From the Ure Dales glossary below, copy out everything from "Independent of the" down to "decisions by consent.".

• Excerpt provided
## START
Why it matters for Ure Dales: Early-stage carbon finance into the scheme is likely to be in the form of PIU contracts, with verified units arriving years later.
Source: IUCN UK Peatland Programme — Buying and Selling Credits
PCU
Peatland Carbon Unit. One tonne of carbon dioxide equivalent (covering CO2, methane, nitrous oxide and aquatic carbon) whose emission has been avoided or sequestered by a Peatland Code-certified restoration project and has been independently verified. Because PCUs are verified, they are guaranteed to have been delivered and can be used immediately by a buyer to report against their emissions.
Why it matters for Ure Dales: PCUs are the end-state product of upland peat restoration under the scheme — the verified credit the market ultimately pays for.
Source: IUCN UK Peatland Programme — Buying and Selling Credits

Scheme-specific terms

87/3/10 split
The proposed Environmental Credits Protocol for distributing income from environmental credits (carbon credits, and potentially nutrient credits) generated by land within the scheme: 87% to the landowner whose land generated the credit, 3% to the SLE for running costs, 10% distributed to all scheme partners weighted by trustmark score.
Asset lock
A statutory or constitutional provision that prevents assets from being distributed to members except in certain restricted ways. Present in charitable, CIC, and some community-benefit forms.
Environmental Credits Protocol
The proposed framework (not yet finalised) for how income from environmental credits is distributed among Ure Dales participants. Current proposal is the 87/3/10 split. See the Income Treatment Reference for the full framework.
Audit and Standards Committee (ASC)
Independent of the SLE. Holds three sub-panels: Delivery panel, Standards panel, Appeals panel.
Baseline audit
The Year 1 audit that establishes each holding’s starting ecological condition. Reference point for subsequent delivery assessment.
Consortium
The governance body comprising the 18 landowners plus YWT. Makes scheme-level decisions by consent.
Contribution multiplier
The factor (×1.0, ×1.5, ×2.0 for Bronze, Silver, Gold tiers respectively) applied to a landowner’s surplus distribution share under Model C.
Delivery plan
The site-specific ecological restoration plan agreed between the SLE and each holding. Defines what counts as “delivery” for that holding.
Four Returns (4 Returns)
Commonland’s framework for holistic landscape restoration, comprising Return of Inspiration, Return of Social Capital, Return of Natural Capital, and Return of Financial Capital. The Ure Dales scheme adapts this framework.
Friction (in this context)
Things that make it harder for a landowner to say a clear yes or a clear no. Six types identified: informational, procedural, relational, financial, temporal, identity. The scheme explicitly invests in reducing friction.
Landscape Recovery
A DEFRA scheme funding 20-year multi-landholding restoration projects.
Natural capital
The stock of natural assets (soil, water, air, biodiversity) that yields ecosystem services. Counted as the third of the 4 Returns.
Pareto distribution
Used informally to describe the observation that scheme surplus is likely to be unevenly distributed by holding size and activity unless the distribution model actively corrects for this.
Pre-audit conversation
The first stage of the three-year audit cycle, designed to be genuinely two-way: the auditor learns about the holding, and the landowner learns what will be assessed.
Ratification
The 14-day period after the 30 April workshop during which each landowner formally confirms their consent by signed return. Consent given on the day but not ratified at Day 14 is treated as “not yet” rather than “yes”.
## END
• Information shown
## START
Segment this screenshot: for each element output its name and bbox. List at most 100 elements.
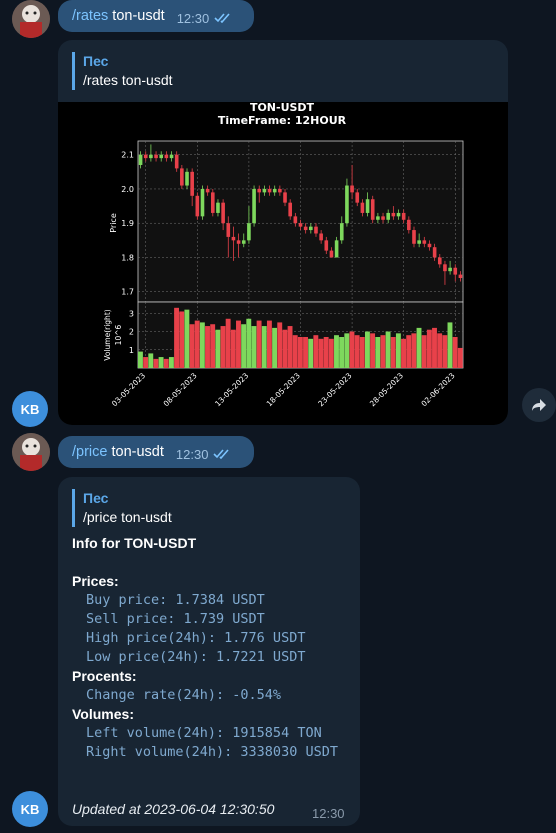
## END
• Task solution
Independent of the SLE. Holds three sub-panels: Delivery panel, Standards panel, Appeals panel.
Baseline audit
The Year 1 audit that establishes each holding’s starting ecological condition. Reference point for subsequent delivery assessment.
Consortium
The governance body comprising the 18 landowners plus YWT. Makes scheme-level decisions by consent.